Collected data
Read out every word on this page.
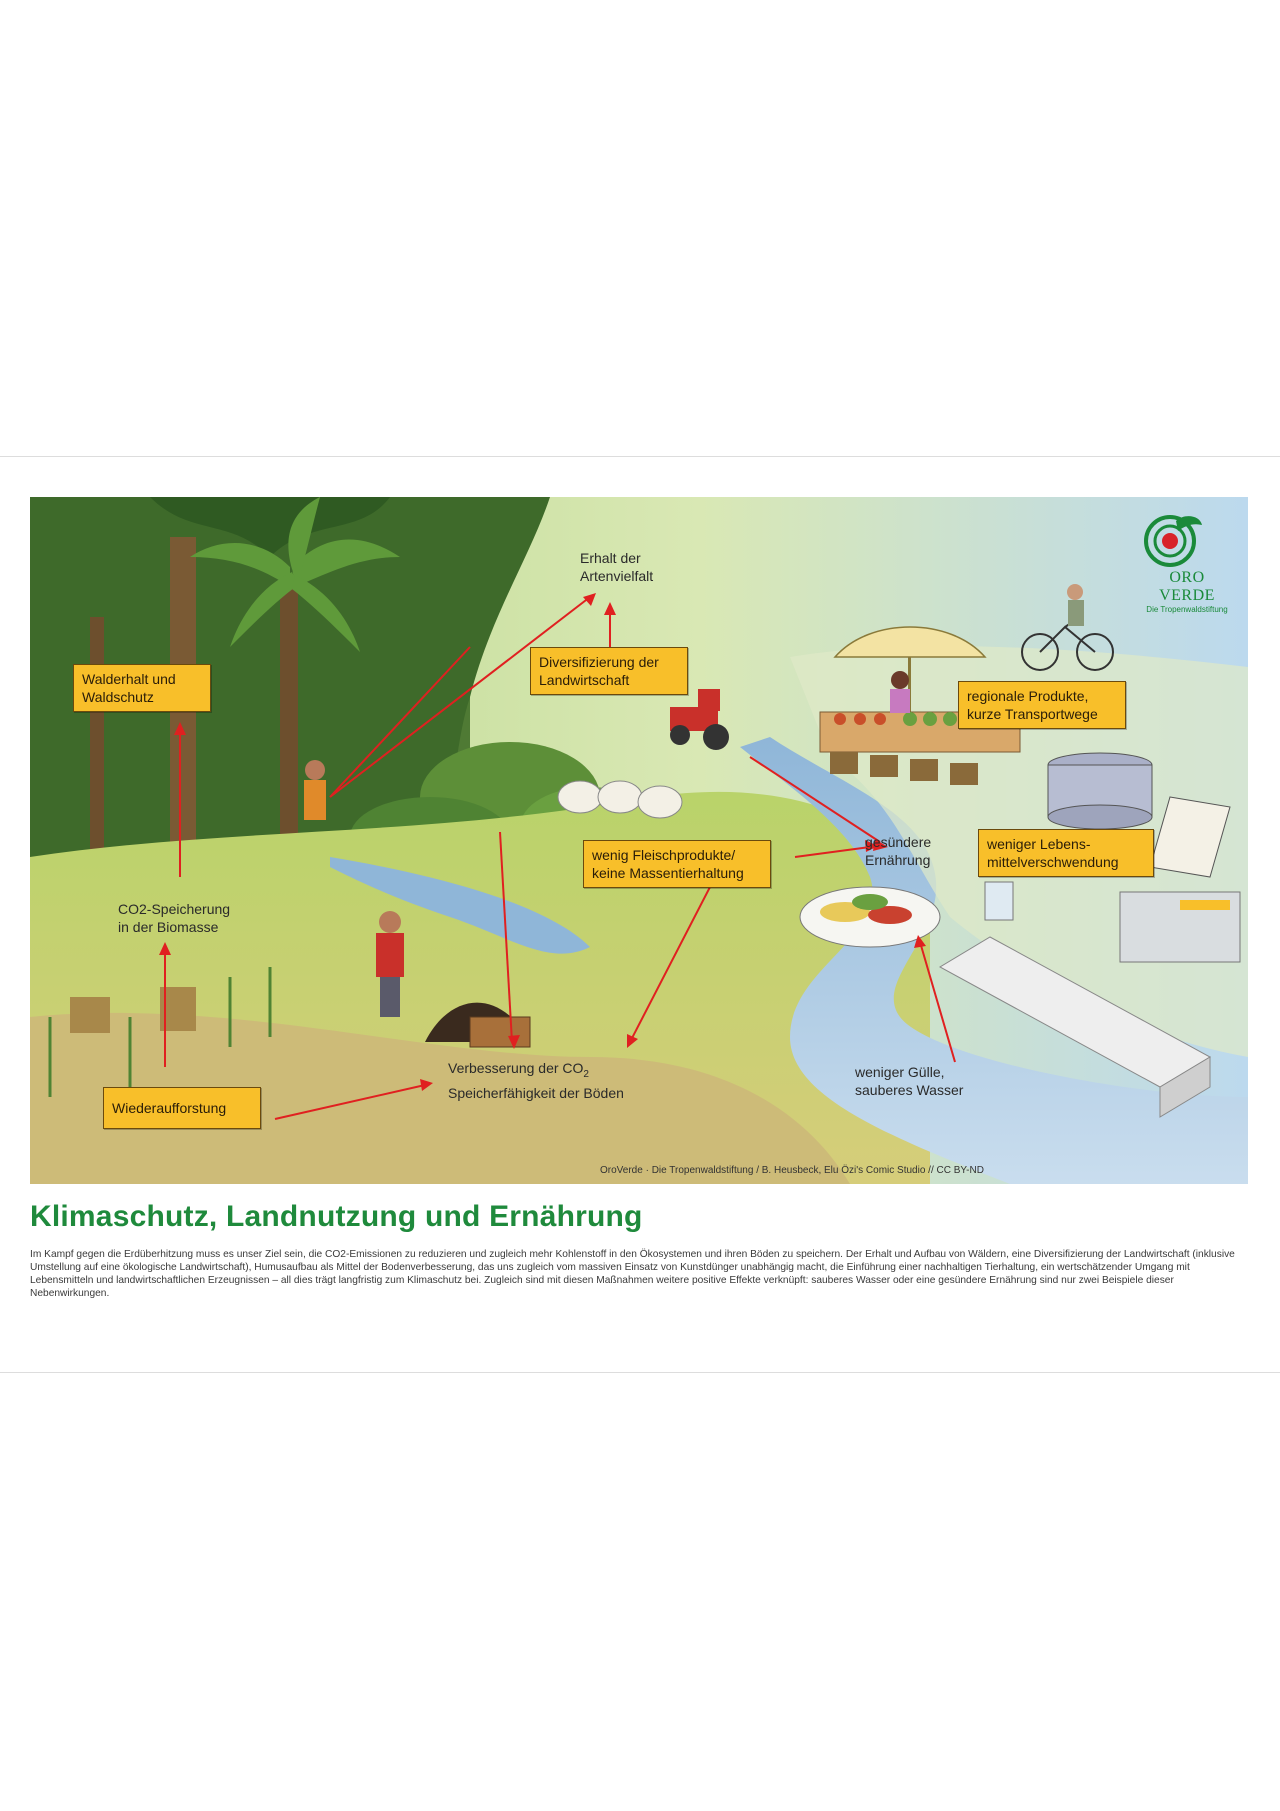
ORO VERDE
Die Tropenwaldstiftung
Walderhalt und
Waldschutz
Diversifizierung der
Landwirtschaft
regionale Produkte,
kurze Transportwege
wenig Fleischprodukte/
keine Massentierhaltung
weniger Lebens-
mittelverschwendung
Wiederaufforstung
Erhalt der
Artenvielfalt
CO2-Speicherung
in der Biomasse
gesündere
Ernährung
Verbesserung der $CO_2$
Speicherfähigkeit der Böden
weniger Gülle,
sauberes Wasser
OroVerde · Die Tropenwaldstiftung / B. Heusbeck, Elu Özi's Comic Studio // CC BY-ND
Klimaschutz, Landnutzung und Ernährung

Im Kampf gegen die Erdüberhitzung muss es unser Ziel sein, die CO2-Emissionen zu reduzieren und zugleich mehr Kohlenstoff in den Ökosystemen und ihren Böden zu speichern. Der Erhalt und Aufbau von Wäldern, eine Diversifizierung der Landwirtschaft (inklusive Umstellung auf eine ökologische Landwirtschaft), Humusaufbau als Mittel der Bodenverbesserung, das uns zugleich vom massiven Einsatz von Kunstdünger unabhängig macht, die Einführung einer nachhaltigen Tierhaltung, ein wertschätzender Umgang mit Lebensmitteln und landwirtschaftlichen Erzeugnissen – all dies trägt langfristig zum Klimaschutz bei. Zugleich sind mit diesen Maßnahmen weitere positive Effekte verknüpft: sauberes Wasser oder eine gesündere Ernährung sind nur zwei Beispiele dieser Nebenwirkungen.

#### THE TASK:
Say the number of lines in the records above that include the string "Böden", and no more.

#### ANSWER IN FULL:
2